> [What is asked]: Check each line of the material. Copy those containing "следующей".

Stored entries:
——————

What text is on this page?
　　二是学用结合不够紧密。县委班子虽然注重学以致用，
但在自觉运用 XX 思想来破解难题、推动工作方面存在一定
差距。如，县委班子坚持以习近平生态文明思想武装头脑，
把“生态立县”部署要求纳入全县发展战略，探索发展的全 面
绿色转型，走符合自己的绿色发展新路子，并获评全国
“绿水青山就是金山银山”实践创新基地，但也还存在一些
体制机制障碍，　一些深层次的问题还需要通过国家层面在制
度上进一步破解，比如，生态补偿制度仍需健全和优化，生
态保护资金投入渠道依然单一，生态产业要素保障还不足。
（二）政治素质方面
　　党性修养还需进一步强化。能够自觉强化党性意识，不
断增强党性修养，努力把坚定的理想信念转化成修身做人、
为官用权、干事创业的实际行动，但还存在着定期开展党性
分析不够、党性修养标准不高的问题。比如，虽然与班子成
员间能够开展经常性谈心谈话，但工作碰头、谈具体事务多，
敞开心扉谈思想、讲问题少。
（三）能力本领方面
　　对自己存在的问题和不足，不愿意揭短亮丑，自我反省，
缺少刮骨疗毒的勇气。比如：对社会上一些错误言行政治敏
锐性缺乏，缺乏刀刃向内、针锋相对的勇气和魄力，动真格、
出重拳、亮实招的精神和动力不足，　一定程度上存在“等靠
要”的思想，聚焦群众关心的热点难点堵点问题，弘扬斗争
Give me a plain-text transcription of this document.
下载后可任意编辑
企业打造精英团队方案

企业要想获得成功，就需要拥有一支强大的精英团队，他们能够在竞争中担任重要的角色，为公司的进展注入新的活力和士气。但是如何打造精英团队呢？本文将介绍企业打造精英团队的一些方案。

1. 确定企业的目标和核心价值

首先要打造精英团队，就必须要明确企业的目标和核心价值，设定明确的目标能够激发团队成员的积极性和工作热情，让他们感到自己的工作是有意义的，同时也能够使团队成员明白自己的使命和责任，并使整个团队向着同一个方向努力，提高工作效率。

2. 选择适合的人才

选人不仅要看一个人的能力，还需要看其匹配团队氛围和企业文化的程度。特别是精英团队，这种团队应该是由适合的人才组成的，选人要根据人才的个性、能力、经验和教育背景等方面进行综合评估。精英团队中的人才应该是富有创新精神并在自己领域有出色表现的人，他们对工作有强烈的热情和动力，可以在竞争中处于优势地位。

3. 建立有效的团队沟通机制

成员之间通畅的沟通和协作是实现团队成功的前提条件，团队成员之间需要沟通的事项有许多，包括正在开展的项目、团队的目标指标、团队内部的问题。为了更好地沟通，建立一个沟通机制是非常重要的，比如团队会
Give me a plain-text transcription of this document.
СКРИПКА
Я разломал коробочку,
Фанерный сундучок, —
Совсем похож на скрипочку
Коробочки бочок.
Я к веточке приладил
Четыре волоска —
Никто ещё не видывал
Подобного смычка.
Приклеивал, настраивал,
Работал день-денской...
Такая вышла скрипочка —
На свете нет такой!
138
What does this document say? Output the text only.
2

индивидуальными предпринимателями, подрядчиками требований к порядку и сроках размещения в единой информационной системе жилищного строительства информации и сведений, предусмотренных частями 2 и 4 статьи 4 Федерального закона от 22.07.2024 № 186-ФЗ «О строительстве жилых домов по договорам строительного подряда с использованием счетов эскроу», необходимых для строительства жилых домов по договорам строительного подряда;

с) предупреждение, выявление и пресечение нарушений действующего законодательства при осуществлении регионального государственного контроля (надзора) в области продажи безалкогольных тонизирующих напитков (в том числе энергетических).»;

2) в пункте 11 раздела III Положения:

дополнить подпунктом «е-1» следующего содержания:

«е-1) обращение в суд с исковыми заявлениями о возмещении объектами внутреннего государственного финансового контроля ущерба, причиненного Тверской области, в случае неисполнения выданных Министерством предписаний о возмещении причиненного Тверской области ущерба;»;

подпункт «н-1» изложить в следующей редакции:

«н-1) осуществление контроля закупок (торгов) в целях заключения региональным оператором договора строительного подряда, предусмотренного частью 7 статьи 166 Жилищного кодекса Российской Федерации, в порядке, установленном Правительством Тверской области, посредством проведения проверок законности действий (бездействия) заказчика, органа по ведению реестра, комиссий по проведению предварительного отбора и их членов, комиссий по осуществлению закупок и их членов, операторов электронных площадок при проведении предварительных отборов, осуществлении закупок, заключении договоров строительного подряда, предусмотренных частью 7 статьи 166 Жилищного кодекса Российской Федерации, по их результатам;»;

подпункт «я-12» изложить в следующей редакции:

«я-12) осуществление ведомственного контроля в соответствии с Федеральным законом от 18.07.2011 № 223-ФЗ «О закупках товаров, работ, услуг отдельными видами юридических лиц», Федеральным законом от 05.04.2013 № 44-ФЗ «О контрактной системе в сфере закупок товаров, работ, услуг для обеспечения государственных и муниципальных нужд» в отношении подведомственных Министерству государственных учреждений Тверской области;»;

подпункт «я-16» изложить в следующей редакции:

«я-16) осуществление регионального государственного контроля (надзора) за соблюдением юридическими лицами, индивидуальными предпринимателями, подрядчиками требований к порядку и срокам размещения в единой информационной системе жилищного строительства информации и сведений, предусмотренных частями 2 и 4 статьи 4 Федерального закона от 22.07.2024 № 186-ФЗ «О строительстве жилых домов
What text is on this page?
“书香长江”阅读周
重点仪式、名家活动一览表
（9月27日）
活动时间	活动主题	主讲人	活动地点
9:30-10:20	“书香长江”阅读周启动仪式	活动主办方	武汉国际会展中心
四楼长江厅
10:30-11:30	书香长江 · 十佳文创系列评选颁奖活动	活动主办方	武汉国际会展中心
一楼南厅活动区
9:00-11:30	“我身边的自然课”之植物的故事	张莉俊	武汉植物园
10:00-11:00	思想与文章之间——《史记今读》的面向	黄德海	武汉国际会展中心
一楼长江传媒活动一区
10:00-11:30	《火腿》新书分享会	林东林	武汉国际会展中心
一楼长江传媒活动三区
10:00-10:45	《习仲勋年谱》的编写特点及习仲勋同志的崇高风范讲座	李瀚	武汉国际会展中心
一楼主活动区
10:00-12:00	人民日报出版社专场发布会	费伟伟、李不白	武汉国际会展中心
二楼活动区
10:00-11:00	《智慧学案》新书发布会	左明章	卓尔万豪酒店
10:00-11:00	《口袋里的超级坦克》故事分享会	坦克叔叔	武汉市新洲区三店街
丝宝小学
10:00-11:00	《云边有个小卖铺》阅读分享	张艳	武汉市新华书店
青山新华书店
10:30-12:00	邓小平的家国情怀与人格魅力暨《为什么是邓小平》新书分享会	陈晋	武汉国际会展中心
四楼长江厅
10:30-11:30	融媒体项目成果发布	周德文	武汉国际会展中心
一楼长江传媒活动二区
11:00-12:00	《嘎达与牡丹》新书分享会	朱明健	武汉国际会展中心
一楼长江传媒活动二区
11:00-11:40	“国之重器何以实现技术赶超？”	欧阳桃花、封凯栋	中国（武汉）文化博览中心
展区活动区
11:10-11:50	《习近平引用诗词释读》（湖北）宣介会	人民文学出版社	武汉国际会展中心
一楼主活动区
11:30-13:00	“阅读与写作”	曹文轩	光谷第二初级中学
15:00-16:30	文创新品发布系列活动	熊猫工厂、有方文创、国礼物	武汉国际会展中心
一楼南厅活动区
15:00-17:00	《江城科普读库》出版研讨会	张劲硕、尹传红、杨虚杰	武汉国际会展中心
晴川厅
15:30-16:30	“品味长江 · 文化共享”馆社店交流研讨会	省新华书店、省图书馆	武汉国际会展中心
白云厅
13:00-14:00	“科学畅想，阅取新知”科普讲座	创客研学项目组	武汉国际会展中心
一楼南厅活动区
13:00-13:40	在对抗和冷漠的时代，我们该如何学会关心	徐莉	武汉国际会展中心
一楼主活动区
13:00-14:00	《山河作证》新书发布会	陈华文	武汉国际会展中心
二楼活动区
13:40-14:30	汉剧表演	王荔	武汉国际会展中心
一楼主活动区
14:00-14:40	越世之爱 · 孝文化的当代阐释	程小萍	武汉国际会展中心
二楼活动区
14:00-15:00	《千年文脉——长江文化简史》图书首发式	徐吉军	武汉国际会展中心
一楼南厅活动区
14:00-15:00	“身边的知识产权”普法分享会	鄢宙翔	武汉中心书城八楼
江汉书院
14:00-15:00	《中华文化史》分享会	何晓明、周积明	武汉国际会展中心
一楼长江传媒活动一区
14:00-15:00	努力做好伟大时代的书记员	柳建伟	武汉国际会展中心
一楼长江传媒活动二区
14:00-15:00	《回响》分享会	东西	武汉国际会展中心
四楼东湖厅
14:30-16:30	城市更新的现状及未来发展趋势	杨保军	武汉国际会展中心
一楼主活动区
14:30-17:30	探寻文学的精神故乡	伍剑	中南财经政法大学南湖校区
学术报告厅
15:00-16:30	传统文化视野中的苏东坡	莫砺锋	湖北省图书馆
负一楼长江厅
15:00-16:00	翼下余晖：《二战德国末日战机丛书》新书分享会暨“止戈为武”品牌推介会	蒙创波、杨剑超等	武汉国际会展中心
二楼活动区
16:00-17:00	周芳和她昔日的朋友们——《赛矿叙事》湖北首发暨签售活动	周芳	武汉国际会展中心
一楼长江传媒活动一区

——————

> [Complete output]:
подпункт «н-1» изложить в следующей редакции:
подпункт «я-12» изложить в следующей редакции:
подпункт «я-16» изложить в следующей редакции:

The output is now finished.